#### [GIVEN RECORDS]
Start

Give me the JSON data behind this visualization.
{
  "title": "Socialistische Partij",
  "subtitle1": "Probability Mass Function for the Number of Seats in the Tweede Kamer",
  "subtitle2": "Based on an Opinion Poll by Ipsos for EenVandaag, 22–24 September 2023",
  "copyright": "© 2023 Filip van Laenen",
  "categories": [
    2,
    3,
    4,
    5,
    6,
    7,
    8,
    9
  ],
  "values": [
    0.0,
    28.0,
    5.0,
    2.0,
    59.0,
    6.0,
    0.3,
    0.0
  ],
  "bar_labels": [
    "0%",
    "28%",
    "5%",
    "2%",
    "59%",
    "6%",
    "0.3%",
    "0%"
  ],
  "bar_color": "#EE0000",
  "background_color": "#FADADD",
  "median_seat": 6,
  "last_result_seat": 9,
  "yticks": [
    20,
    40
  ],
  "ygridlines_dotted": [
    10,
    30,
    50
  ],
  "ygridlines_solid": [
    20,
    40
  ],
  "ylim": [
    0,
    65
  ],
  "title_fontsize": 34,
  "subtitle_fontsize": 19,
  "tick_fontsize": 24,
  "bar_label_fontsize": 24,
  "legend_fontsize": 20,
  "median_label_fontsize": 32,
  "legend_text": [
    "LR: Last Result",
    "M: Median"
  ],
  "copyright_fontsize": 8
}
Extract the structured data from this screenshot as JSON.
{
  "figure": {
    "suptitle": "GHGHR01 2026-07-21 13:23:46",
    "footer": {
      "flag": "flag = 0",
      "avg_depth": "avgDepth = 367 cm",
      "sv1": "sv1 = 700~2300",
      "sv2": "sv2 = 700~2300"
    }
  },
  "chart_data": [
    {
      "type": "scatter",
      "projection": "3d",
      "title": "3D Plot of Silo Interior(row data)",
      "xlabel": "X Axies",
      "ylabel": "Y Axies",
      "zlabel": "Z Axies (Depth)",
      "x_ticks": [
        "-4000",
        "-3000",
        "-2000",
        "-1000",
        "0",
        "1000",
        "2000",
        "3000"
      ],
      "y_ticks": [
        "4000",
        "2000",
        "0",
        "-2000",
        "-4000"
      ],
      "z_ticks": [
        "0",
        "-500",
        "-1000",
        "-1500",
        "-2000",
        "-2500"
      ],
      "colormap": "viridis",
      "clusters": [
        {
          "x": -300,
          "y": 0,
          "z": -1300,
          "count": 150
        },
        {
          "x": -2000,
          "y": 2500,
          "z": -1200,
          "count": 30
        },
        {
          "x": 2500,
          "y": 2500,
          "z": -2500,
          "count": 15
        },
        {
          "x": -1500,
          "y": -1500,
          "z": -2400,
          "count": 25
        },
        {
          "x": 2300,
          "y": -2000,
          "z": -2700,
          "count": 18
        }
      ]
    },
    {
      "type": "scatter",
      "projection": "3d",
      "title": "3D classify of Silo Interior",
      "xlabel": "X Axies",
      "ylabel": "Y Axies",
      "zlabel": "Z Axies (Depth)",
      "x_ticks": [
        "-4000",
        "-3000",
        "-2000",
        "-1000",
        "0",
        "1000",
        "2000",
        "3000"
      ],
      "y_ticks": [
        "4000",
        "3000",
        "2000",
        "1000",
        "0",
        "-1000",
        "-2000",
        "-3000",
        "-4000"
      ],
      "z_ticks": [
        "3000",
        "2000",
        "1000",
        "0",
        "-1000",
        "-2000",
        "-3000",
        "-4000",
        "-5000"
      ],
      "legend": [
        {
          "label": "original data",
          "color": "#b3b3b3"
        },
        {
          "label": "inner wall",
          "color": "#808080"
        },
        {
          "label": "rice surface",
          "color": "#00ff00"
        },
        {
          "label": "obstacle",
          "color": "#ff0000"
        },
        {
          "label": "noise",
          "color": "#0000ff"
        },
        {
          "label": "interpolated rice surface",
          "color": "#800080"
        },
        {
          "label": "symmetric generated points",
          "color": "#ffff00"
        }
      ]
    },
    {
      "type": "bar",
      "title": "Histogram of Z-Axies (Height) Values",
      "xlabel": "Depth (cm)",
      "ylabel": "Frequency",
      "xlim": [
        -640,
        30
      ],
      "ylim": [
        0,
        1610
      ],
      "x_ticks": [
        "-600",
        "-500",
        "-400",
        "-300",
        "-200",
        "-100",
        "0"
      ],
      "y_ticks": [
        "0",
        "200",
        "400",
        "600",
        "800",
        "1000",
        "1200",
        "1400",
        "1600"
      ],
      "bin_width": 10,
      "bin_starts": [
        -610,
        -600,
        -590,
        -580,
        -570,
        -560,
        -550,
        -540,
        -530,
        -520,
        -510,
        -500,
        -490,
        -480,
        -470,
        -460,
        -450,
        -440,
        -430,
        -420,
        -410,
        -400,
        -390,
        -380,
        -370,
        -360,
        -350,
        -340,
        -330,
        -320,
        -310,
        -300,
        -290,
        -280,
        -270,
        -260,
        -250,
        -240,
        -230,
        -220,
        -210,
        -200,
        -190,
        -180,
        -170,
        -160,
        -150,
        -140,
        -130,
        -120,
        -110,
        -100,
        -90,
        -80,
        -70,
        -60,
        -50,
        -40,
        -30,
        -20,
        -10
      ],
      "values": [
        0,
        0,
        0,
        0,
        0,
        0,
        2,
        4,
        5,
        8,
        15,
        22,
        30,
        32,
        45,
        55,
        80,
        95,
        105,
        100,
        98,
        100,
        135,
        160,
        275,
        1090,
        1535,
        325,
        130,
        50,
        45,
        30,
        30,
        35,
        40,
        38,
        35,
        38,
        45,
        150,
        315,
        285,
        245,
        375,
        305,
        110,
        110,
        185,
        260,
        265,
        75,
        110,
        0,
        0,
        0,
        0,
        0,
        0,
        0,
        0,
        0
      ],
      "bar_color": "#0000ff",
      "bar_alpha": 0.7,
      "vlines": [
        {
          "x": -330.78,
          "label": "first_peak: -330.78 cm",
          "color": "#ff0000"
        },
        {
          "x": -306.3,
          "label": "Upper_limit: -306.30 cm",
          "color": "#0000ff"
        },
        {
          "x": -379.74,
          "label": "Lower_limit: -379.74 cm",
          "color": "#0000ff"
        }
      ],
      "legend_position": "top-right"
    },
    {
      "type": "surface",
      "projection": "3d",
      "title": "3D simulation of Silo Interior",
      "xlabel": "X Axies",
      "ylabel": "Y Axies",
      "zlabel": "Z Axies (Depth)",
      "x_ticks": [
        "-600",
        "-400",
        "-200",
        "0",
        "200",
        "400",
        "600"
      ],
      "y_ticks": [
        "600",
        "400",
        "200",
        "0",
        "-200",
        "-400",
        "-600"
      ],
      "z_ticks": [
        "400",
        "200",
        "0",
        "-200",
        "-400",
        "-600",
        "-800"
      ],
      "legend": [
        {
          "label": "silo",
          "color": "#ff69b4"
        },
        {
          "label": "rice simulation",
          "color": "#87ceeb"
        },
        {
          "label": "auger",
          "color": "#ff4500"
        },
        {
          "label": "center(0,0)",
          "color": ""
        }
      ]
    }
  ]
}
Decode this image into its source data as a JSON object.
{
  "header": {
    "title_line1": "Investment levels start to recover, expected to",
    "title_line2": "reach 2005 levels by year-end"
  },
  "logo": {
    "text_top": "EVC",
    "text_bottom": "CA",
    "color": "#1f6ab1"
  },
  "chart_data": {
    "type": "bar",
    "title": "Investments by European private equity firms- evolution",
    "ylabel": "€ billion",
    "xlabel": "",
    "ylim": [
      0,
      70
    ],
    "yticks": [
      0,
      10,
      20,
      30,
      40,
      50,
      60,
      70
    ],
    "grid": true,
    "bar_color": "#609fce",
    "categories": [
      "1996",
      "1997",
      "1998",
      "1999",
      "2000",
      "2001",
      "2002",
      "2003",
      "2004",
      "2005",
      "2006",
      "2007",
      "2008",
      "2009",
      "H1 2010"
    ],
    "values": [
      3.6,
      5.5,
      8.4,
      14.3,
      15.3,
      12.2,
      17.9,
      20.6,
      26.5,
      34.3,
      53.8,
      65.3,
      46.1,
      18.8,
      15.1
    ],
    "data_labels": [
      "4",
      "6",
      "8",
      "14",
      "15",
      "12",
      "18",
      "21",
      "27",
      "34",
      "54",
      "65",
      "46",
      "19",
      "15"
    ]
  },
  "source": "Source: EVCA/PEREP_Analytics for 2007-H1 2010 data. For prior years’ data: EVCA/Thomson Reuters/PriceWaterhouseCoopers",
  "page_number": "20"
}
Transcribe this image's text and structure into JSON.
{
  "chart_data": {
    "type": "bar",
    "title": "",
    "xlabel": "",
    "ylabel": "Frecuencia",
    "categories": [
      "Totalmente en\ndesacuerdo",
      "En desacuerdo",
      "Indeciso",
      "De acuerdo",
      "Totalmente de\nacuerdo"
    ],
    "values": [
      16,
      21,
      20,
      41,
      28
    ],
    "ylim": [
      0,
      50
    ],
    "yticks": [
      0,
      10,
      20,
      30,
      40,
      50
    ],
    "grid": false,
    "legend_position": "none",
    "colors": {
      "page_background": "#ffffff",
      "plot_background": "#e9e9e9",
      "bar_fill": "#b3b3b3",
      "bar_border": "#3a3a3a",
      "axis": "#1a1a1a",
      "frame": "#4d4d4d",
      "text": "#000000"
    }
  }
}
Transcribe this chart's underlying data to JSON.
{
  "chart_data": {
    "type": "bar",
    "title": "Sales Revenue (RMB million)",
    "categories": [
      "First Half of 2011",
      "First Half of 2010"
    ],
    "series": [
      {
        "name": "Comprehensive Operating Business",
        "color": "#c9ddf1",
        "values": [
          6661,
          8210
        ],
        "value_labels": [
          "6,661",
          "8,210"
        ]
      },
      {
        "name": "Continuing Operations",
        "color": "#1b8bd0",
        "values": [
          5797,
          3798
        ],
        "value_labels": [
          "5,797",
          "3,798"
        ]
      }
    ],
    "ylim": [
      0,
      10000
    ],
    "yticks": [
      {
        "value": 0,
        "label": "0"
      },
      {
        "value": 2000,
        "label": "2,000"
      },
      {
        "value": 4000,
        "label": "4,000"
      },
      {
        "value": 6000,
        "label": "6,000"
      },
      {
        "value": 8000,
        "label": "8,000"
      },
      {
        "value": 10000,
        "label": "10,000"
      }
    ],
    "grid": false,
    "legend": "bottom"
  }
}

End

#### [WRITTEN PROBLEM]
Copy out each line of the listing that holds "levels".

#### [RIGHT ANSWER]
    "title_line1": "Investment levels start to recover, expected to",
    "title_line2": "reach 2005 levels by year-end"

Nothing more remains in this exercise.